[WRITTEN REQUEST] Leave out the pictures; transcribe all else exactly.

[INFORMATION PROVIDED]

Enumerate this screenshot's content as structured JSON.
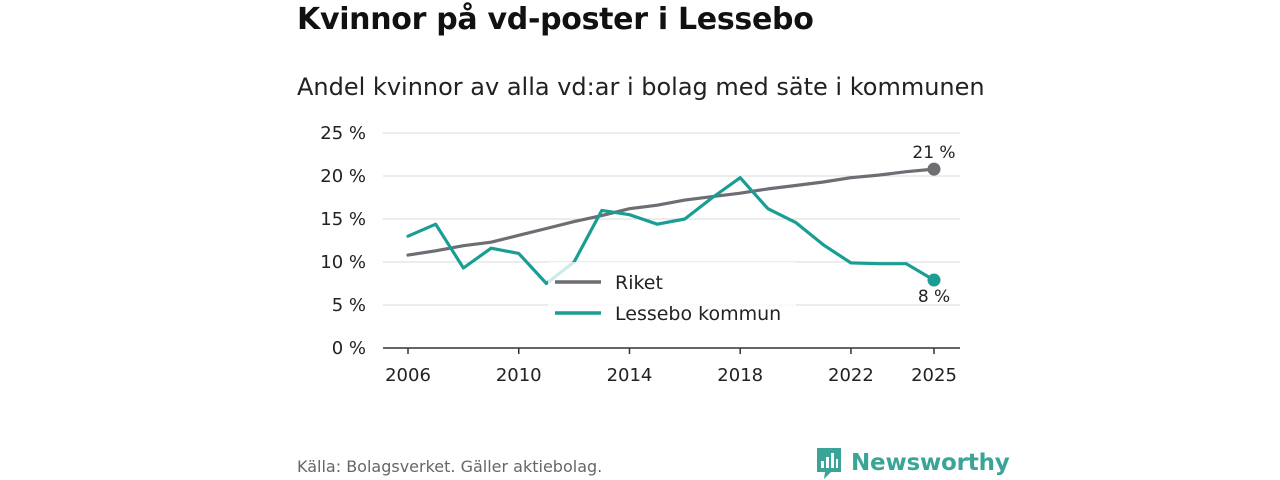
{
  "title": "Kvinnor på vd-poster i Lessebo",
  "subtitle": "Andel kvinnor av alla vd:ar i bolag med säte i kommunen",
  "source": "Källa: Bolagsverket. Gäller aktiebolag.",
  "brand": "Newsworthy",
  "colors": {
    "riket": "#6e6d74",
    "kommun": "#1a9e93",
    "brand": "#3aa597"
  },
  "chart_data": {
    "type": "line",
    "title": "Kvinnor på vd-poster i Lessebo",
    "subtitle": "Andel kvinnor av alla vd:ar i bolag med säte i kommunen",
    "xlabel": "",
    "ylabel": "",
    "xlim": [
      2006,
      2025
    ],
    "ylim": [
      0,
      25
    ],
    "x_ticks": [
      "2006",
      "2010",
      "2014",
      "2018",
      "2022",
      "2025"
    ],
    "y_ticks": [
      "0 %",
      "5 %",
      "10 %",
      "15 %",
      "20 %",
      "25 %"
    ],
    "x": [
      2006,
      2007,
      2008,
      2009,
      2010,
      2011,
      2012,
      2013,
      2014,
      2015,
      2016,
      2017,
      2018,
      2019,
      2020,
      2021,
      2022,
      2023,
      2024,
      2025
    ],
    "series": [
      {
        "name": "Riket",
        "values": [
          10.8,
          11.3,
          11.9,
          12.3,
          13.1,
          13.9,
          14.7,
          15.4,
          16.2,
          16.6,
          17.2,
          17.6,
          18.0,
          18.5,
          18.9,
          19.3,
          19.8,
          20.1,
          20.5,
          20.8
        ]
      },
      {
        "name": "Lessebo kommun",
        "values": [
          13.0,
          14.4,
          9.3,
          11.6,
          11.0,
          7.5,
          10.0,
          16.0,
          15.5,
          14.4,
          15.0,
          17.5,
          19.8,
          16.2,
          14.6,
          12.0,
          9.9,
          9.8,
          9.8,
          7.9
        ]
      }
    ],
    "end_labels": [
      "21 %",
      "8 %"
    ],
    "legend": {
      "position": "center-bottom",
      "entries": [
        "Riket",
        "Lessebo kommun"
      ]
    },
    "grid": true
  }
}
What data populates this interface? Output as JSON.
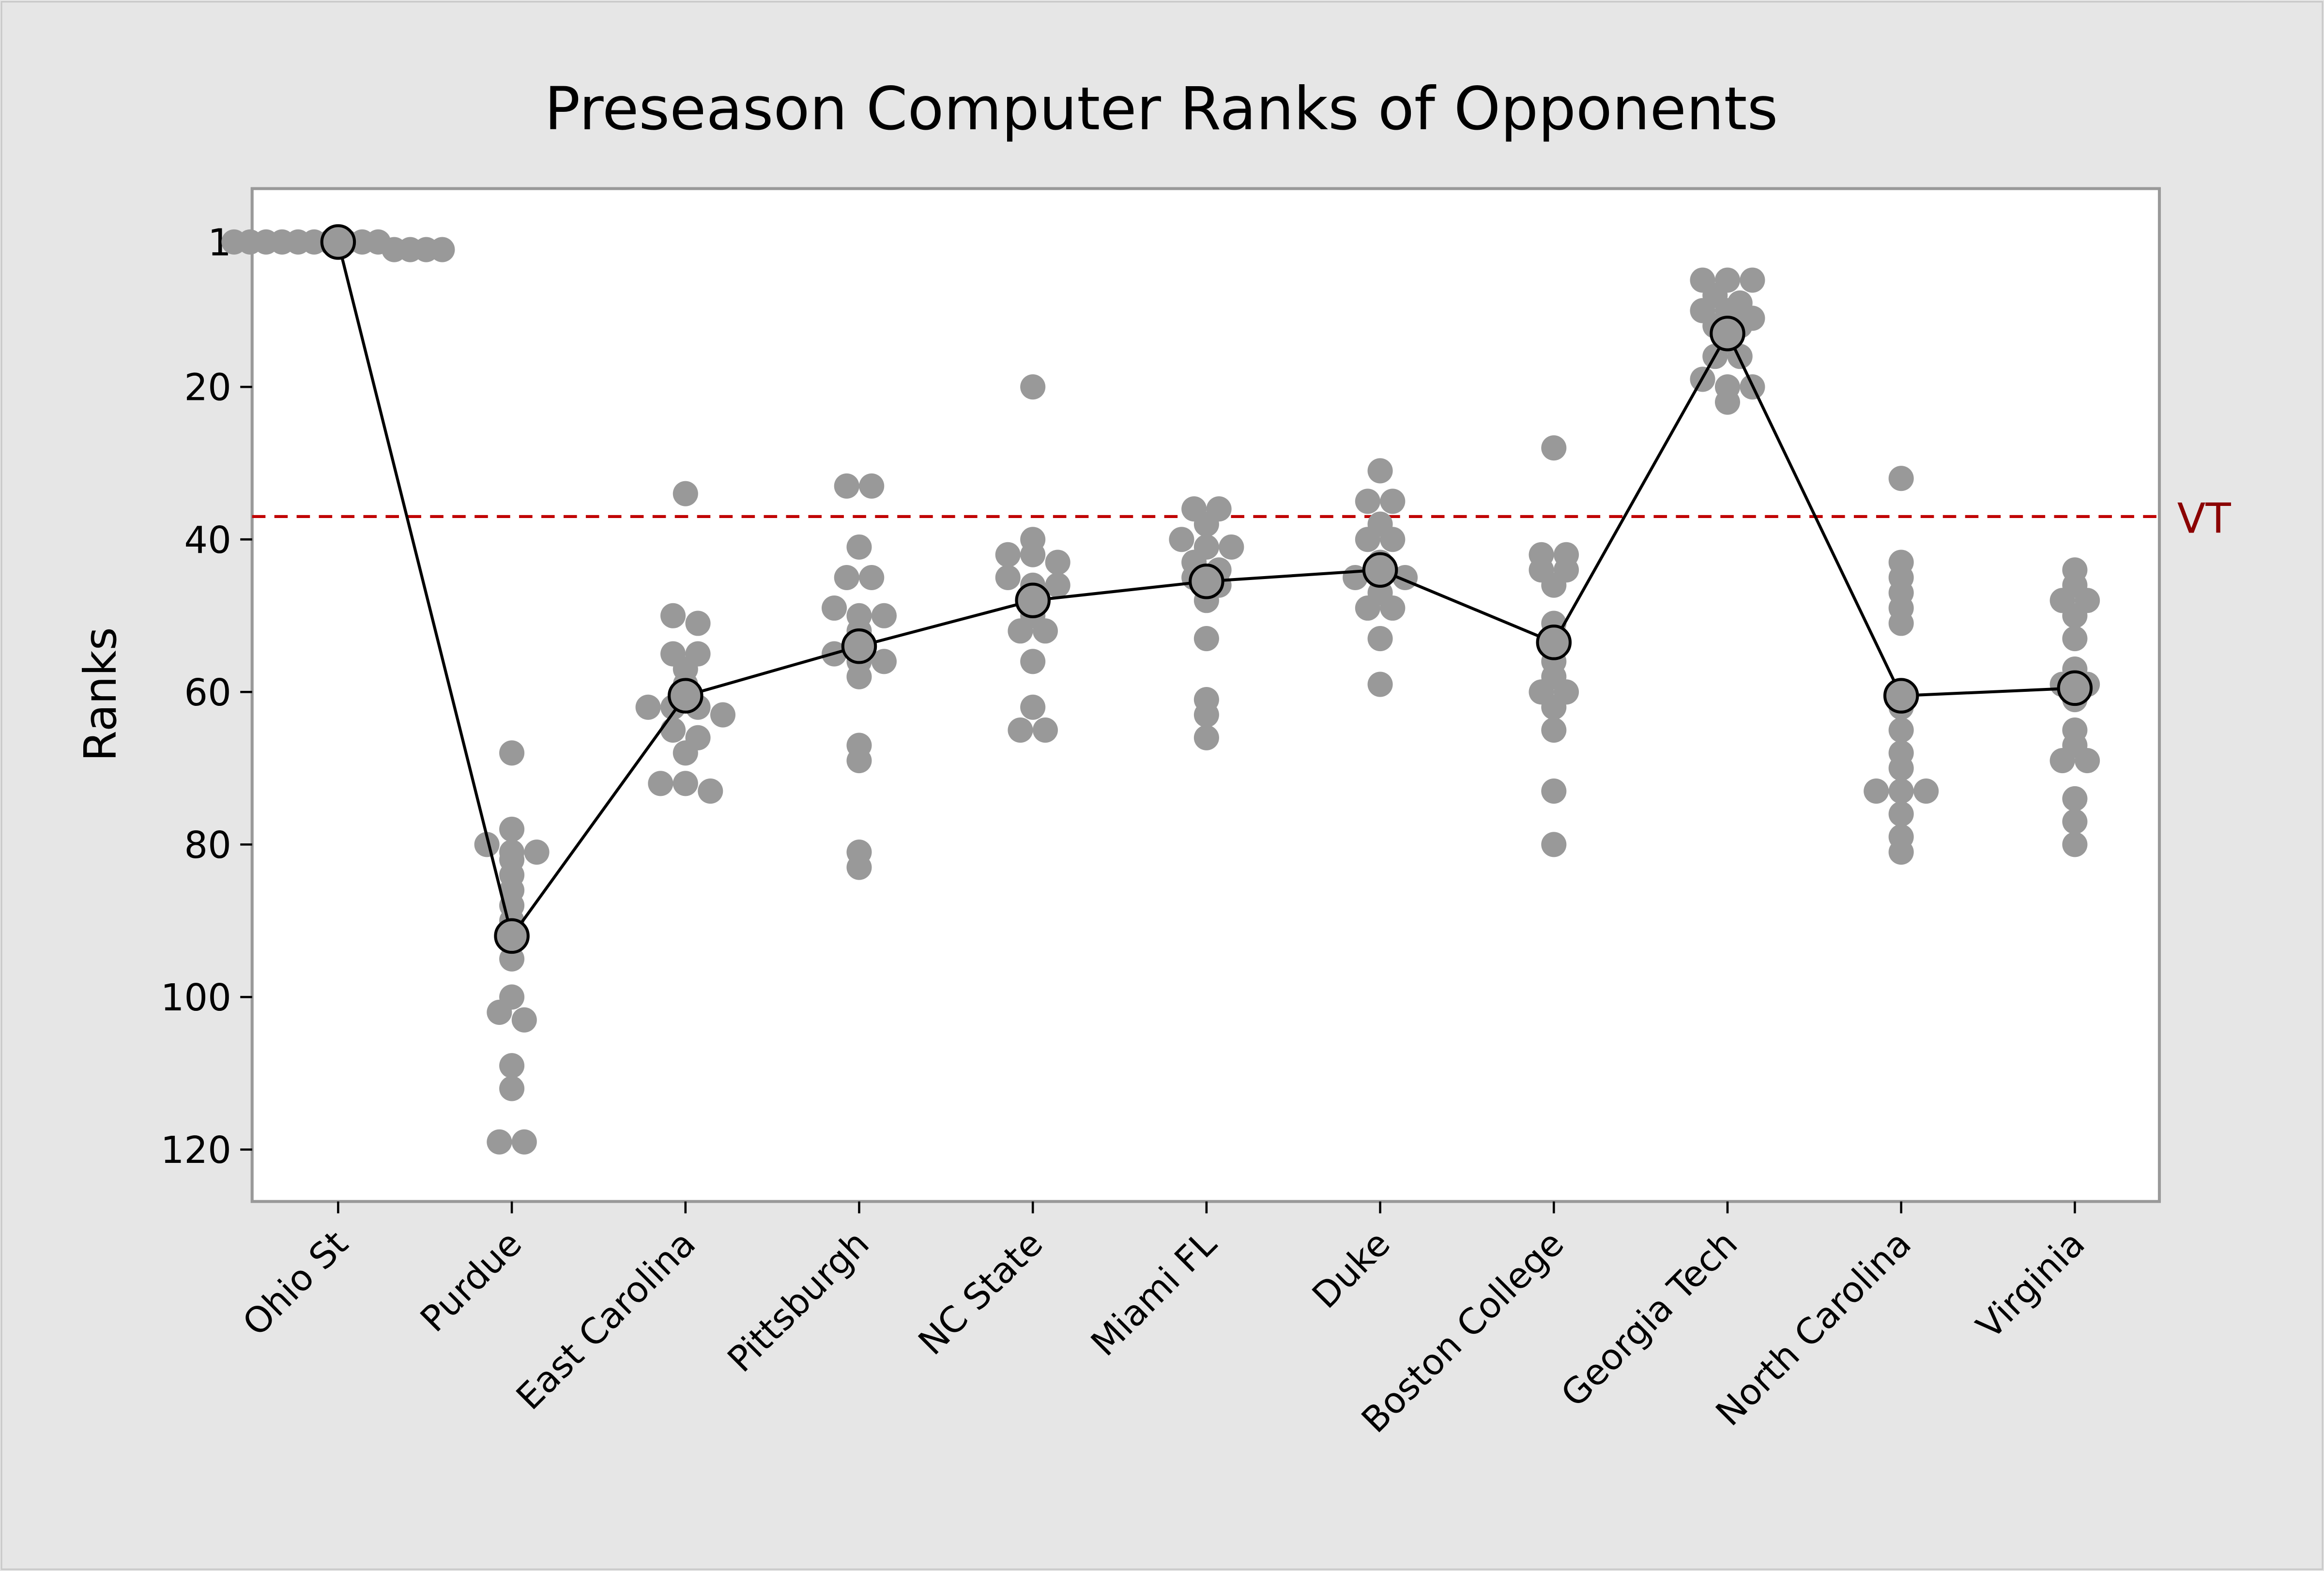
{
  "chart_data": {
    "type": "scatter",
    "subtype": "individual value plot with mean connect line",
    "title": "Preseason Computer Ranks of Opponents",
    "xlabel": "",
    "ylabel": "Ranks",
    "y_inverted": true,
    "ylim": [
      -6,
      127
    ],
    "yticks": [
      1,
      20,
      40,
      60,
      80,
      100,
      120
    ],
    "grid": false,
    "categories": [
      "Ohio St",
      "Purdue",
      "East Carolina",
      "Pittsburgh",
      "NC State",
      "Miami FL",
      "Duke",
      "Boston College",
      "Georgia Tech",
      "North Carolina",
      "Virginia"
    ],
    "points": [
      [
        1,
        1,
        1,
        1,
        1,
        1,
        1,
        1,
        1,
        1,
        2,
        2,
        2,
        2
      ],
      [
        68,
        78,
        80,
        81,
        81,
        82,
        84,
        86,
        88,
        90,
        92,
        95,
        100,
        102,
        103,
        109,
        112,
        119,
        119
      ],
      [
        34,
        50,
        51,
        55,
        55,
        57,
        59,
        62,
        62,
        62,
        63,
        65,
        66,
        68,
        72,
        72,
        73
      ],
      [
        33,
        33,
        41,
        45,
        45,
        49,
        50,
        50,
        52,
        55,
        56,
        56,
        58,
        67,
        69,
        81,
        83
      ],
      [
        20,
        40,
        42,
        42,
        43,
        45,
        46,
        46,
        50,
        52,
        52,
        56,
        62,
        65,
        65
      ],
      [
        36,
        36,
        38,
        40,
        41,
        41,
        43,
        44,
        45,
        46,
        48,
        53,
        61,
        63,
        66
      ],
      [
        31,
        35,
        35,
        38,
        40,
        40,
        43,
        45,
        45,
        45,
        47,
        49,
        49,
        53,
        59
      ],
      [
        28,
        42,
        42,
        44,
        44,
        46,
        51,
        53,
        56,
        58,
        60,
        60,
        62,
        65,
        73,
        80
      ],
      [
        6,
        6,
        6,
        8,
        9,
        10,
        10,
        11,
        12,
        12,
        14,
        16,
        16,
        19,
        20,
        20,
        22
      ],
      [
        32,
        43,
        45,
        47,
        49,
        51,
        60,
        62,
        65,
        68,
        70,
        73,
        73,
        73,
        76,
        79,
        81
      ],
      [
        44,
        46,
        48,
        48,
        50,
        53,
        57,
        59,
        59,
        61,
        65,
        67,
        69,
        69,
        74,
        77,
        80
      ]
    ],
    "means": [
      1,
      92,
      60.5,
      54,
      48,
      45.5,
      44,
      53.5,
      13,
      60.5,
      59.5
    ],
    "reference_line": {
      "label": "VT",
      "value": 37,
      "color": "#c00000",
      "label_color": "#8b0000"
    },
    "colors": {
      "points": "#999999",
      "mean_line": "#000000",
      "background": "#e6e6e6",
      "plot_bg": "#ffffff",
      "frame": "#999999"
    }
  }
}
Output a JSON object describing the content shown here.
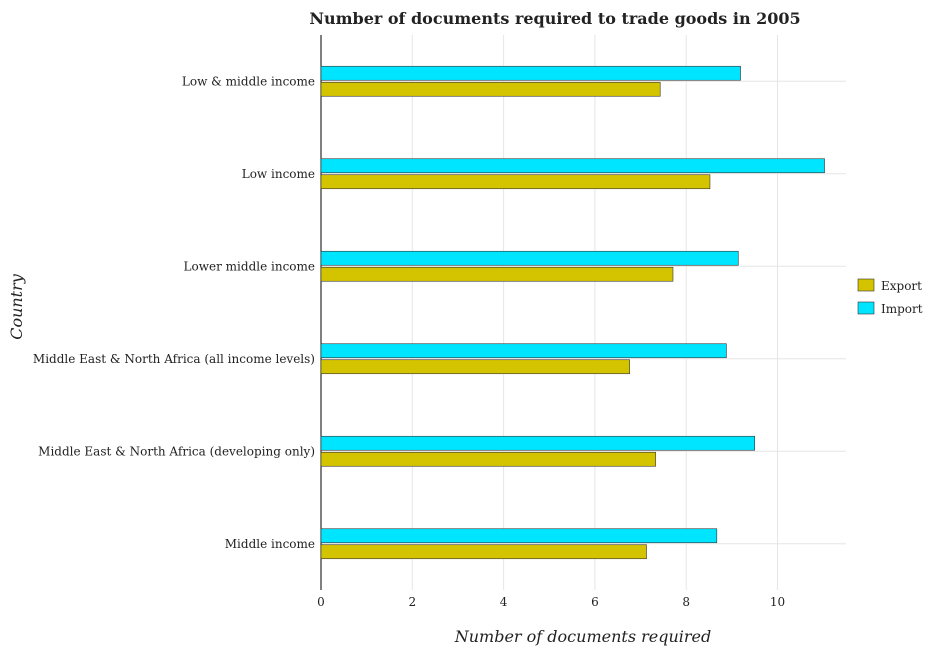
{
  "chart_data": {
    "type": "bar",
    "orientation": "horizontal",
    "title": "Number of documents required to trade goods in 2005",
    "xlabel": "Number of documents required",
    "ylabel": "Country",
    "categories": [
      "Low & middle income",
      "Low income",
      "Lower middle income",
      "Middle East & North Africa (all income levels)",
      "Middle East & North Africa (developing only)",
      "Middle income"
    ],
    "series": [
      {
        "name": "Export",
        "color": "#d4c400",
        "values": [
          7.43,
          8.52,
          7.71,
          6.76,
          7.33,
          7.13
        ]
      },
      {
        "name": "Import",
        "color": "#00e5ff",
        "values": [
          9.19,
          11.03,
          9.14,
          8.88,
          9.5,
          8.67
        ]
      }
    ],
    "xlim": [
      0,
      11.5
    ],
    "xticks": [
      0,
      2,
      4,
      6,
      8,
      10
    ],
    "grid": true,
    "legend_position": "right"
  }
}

[ANSWER TO THIS TASK]
Enumerate this screenshot's content as structured JSON.
{
  "title": "Kvinnor på vd-poster i Lessebo",
  "subtitle": "Andel kvinnor av alla vd:ar i bolag med säte i kommunen",
  "source": "Källa: Bolagsverket. Gäller aktiebolag.",
  "brand": "Newsworthy",
  "colors": {
    "riket": "#6e6d74",
    "kommun": "#1a9e93",
    "brand": "#3aa597"
  },
  "chart_data": {
    "type": "line",
    "title": "Kvinnor på vd-poster i Lessebo",
    "subtitle": "Andel kvinnor av alla vd:ar i bolag med säte i kommunen",
    "xlabel": "",
    "ylabel": "",
    "xlim": [
      2006,
      2025
    ],
    "ylim": [
      0,
      25
    ],
    "x_ticks": [
      "2006",
      "2010",
      "2014",
      "2018",
      "2022",
      "2025"
    ],
    "y_ticks": [
      "0 %",
      "5 %",
      "10 %",
      "15 %",
      "20 %",
      "25 %"
    ],
    "x": [
      2006,
      2007,
      2008,
      2009,
      2010,
      2011,
      2012,
      2013,
      2014,
      2015,
      2016,
      2017,
      2018,
      2019,
      2020,
      2021,
      2022,
      2023,
      2024,
      2025
    ],
    "series": [
      {
        "name": "Riket",
        "values": [
          10.8,
          11.3,
          11.9,
          12.3,
          13.1,
          13.9,
          14.7,
          15.4,
          16.2,
          16.6,
          17.2,
          17.6,
          18.0,
          18.5,
          18.9,
          19.3,
          19.8,
          20.1,
          20.5,
          20.8
        ]
      },
      {
        "name": "Lessebo kommun",
        "values": [
          13.0,
          14.4,
          9.3,
          11.6,
          11.0,
          7.5,
          10.0,
          16.0,
          15.5,
          14.4,
          15.0,
          17.5,
          19.8,
          16.2,
          14.6,
          12.0,
          9.9,
          9.8,
          9.8,
          7.9
        ]
      }
    ],
    "end_labels": [
      "21 %",
      "8 %"
    ],
    "legend": {
      "position": "center-bottom",
      "entries": [
        "Riket",
        "Lessebo kommun"
      ]
    },
    "grid": true
  }
}
What data populates this interface? Output as JSON.
{
  "chart_data": {
    "type": "scatter",
    "subtype": "individual value plot with mean connect line",
    "title": "Preseason Computer Ranks of Opponents",
    "xlabel": "",
    "ylabel": "Ranks",
    "y_inverted": true,
    "ylim": [
      -6,
      127
    ],
    "yticks": [
      1,
      20,
      40,
      60,
      80,
      100,
      120
    ],
    "grid": false,
    "categories": [
      "Ohio St",
      "Purdue",
      "East Carolina",
      "Pittsburgh",
      "NC State",
      "Miami FL",
      "Duke",
      "Boston College",
      "Georgia Tech",
      "North Carolina",
      "Virginia"
    ],
    "points": [
      [
        1,
        1,
        1,
        1,
        1,
        1,
        1,
        1,
        1,
        1,
        2,
        2,
        2,
        2
      ],
      [
        68,
        78,
        80,
        81,
        81,
        82,
        84,
        86,
        88,
        90,
        92,
        95,
        100,
        102,
        103,
        109,
        112,
        119,
        119
      ],
      [
        34,
        50,
        51,
        55,
        55,
        57,
        59,
        62,
        62,
        62,
        63,
        65,
        66,
        68,
        72,
        72,
        73
      ],
      [
        33,
        33,
        41,
        45,
        45,
        49,
        50,
        50,
        52,
        55,
        56,
        56,
        58,
        67,
        69,
        81,
        83
      ],
      [
        20,
        40,
        42,
        42,
        43,
        45,
        46,
        46,
        50,
        52,
        52,
        56,
        62,
        65,
        65
      ],
      [
        36,
        36,
        38,
        40,
        41,
        41,
        43,
        44,
        45,
        46,
        48,
        53,
        61,
        63,
        66
      ],
      [
        31,
        35,
        35,
        38,
        40,
        40,
        43,
        45,
        45,
        45,
        47,
        49,
        49,
        53,
        59
      ],
      [
        28,
        42,
        42,
        44,
        44,
        46,
        51,
        53,
        56,
        58,
        60,
        60,
        62,
        65,
        73,
        80
      ],
      [
        6,
        6,
        6,
        8,
        9,
        10,
        10,
        11,
        12,
        12,
        14,
        16,
        16,
        19,
        20,
        20,
        22
      ],
      [
        32,
        43,
        45,
        47,
        49,
        51,
        60,
        62,
        65,
        68,
        70,
        73,
        73,
        73,
        76,
        79,
        81
      ],
      [
        44,
        46,
        48,
        48,
        50,
        53,
        57,
        59,
        59,
        61,
        65,
        67,
        69,
        69,
        74,
        77,
        80
      ]
    ],
    "means": [
      1,
      92,
      60.5,
      54,
      48,
      45.5,
      44,
      53.5,
      13,
      60.5,
      59.5
    ],
    "reference_line": {
      "label": "VT",
      "value": 37,
      "color": "#c00000",
      "label_color": "#8b0000"
    },
    "colors": {
      "points": "#999999",
      "mean_line": "#000000",
      "background": "#e6e6e6",
      "plot_bg": "#ffffff",
      "frame": "#999999"
    }
  }
}
Output a JSON object describing the content shown here.
{
  "chart_data": {
    "type": "bar",
    "orientation": "horizontal",
    "title": "Number of documents required to trade goods in 2005",
    "xlabel": "Number of documents required",
    "ylabel": "Country",
    "categories": [
      "Low & middle income",
      "Low income",
      "Lower middle income",
      "Middle East & North Africa (all income levels)",
      "Middle East & North Africa (developing only)",
      "Middle income"
    ],
    "series": [
      {
        "name": "Export",
        "color": "#d4c400",
        "values": [
          7.43,
          8.52,
          7.71,
          6.76,
          7.33,
          7.13
        ]
      },
      {
        "name": "Import",
        "color": "#00e5ff",
        "values": [
          9.19,
          11.03,
          9.14,
          8.88,
          9.5,
          8.67
        ]
      }
    ],
    "xlim": [
      0,
      11.5
    ],
    "xticks": [
      0,
      2,
      4,
      6,
      8,
      10
    ],
    "grid": true,
    "legend_position": "right"
  }
}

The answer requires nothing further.